> _DO THIS_
In full and without alteration, give the listing again.
◆ ◆ ◆ ◆ ◆ ◆ ◆
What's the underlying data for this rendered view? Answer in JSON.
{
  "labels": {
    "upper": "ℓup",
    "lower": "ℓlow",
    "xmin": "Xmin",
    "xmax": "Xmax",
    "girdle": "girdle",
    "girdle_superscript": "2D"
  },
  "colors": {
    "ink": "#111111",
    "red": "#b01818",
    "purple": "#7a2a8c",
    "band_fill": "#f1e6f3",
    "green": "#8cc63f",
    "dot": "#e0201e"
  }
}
◆ ◆ ◆ ◆ ◆ ◆ ◆
> _RESULT OF THE TASK_
What's the underlying data for this rendered view? Answer in JSON.
{
  "labels": {
    "upper": "ℓup",
    "lower": "ℓlow",
    "xmin": "Xmin",
    "xmax": "Xmax",
    "girdle": "girdle",
    "girdle_superscript": "2D"
  },
  "colors": {
    "ink": "#111111",
    "red": "#b01818",
    "purple": "#7a2a8c",
    "band_fill": "#f1e6f3",
    "green": "#8cc63f",
    "dot": "#e0201e"
  }
}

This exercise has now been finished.